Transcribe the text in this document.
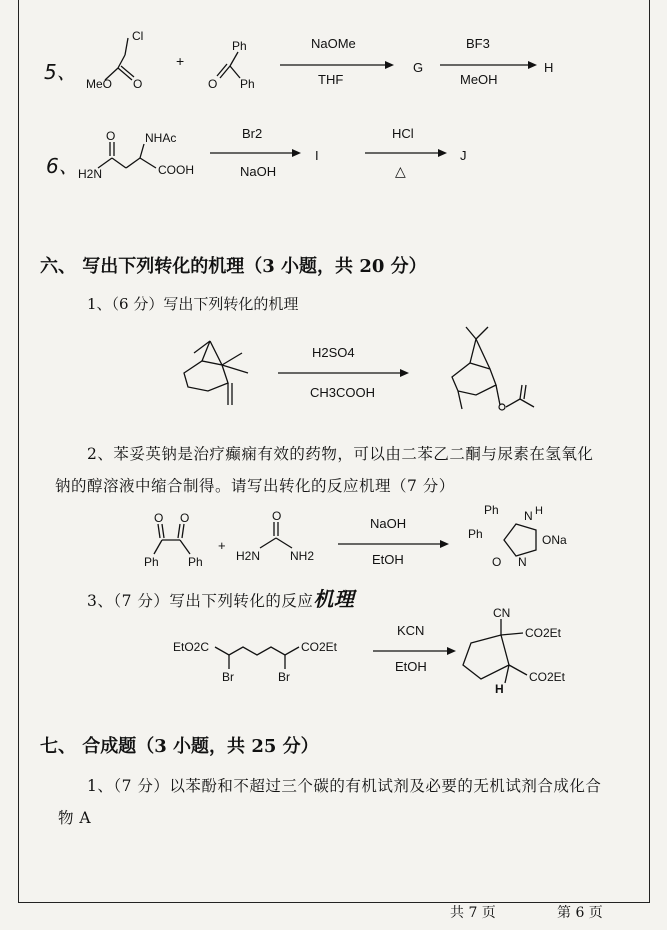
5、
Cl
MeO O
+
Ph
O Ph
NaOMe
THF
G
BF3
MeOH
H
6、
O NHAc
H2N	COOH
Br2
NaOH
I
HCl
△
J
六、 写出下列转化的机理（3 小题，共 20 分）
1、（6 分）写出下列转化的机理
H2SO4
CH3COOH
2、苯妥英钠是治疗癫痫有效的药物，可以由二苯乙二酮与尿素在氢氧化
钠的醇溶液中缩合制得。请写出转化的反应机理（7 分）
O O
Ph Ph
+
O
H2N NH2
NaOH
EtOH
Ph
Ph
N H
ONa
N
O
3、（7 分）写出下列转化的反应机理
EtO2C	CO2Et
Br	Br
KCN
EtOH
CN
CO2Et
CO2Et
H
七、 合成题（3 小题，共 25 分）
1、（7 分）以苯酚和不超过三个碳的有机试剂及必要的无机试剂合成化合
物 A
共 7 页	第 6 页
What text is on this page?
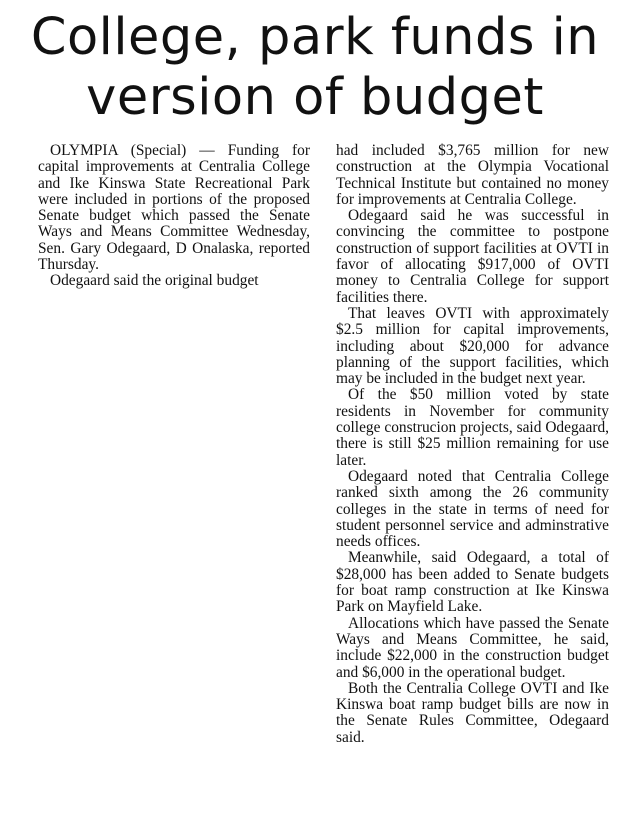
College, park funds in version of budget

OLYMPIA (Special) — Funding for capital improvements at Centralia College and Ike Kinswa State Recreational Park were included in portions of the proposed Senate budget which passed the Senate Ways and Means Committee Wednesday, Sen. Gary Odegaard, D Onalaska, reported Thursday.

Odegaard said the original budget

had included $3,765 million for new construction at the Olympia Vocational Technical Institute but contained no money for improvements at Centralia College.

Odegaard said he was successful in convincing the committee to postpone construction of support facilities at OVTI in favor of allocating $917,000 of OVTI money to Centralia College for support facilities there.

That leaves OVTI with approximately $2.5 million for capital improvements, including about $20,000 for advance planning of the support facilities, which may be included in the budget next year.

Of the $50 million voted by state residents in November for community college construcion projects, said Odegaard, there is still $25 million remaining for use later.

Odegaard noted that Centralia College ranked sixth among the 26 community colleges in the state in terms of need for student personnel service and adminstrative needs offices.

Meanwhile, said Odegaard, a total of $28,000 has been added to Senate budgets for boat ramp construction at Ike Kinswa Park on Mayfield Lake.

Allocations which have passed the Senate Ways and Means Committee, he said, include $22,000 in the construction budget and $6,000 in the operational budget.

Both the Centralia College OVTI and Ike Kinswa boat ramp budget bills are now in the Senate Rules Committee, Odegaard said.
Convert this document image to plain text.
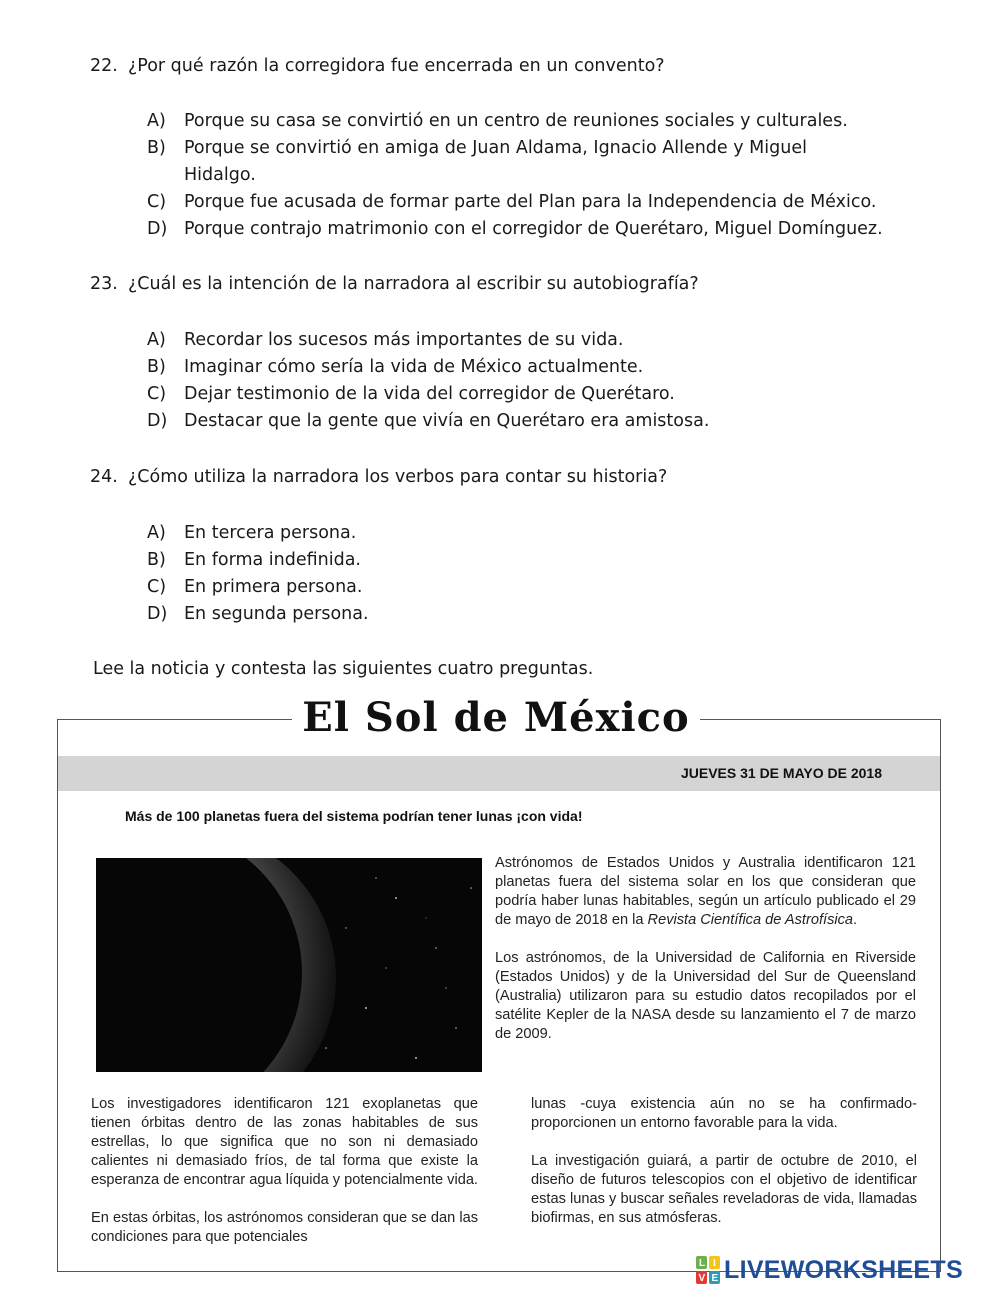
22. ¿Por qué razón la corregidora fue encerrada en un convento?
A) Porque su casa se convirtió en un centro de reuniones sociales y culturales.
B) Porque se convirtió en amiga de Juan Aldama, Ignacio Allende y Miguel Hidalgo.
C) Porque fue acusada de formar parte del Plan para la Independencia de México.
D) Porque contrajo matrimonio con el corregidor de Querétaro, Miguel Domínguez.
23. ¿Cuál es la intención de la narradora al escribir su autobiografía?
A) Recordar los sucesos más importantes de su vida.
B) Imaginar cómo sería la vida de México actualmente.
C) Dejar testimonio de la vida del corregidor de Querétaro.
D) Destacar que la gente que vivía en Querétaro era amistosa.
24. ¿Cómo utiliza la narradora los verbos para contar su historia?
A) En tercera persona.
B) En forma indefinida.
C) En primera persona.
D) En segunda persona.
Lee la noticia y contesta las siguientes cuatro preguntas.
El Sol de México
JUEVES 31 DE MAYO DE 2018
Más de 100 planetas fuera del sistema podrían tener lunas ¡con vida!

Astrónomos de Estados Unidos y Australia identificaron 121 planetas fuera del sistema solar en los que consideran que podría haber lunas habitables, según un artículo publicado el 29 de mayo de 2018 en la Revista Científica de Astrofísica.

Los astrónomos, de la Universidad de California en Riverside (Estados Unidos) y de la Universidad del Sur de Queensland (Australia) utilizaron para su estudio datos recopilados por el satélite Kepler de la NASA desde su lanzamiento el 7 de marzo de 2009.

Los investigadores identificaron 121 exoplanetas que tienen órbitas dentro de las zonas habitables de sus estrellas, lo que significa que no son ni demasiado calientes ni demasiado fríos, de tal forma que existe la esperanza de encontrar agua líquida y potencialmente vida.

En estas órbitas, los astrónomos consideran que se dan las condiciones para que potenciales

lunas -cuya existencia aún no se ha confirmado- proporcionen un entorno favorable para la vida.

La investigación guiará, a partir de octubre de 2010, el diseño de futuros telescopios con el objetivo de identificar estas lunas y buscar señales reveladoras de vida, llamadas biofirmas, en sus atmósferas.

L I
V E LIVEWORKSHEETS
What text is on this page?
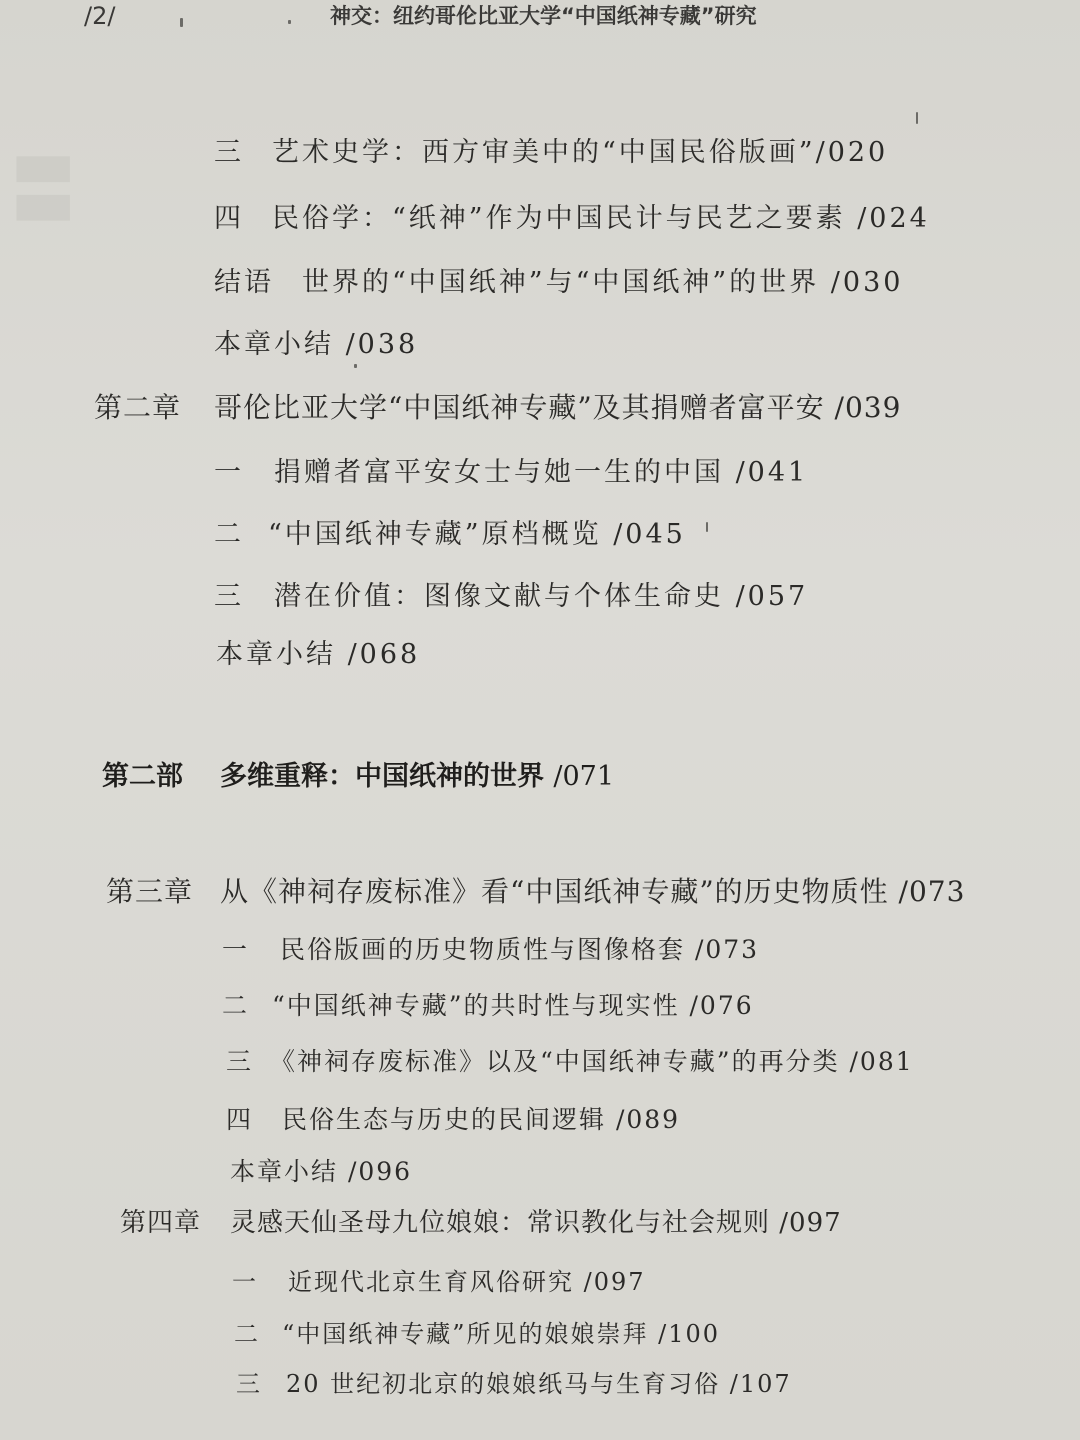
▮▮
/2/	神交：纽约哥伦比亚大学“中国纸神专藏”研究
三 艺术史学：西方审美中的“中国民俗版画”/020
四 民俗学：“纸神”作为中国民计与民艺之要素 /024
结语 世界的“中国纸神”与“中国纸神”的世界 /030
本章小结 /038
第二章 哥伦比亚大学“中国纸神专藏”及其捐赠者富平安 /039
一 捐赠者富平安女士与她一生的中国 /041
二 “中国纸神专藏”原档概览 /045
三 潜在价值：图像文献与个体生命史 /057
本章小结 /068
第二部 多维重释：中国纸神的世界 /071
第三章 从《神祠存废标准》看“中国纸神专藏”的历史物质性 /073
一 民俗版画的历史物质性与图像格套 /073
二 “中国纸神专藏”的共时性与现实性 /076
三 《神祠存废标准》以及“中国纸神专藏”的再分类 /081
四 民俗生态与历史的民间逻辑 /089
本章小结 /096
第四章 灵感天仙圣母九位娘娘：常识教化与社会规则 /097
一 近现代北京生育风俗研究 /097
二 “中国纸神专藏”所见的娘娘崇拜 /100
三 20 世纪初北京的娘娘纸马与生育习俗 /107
-------------------------
- [WHAT YOU NEED TO DO]
Give the count of lines in the records that contain "boat", and no other text.

- [WRITTEN SOLUTION]
2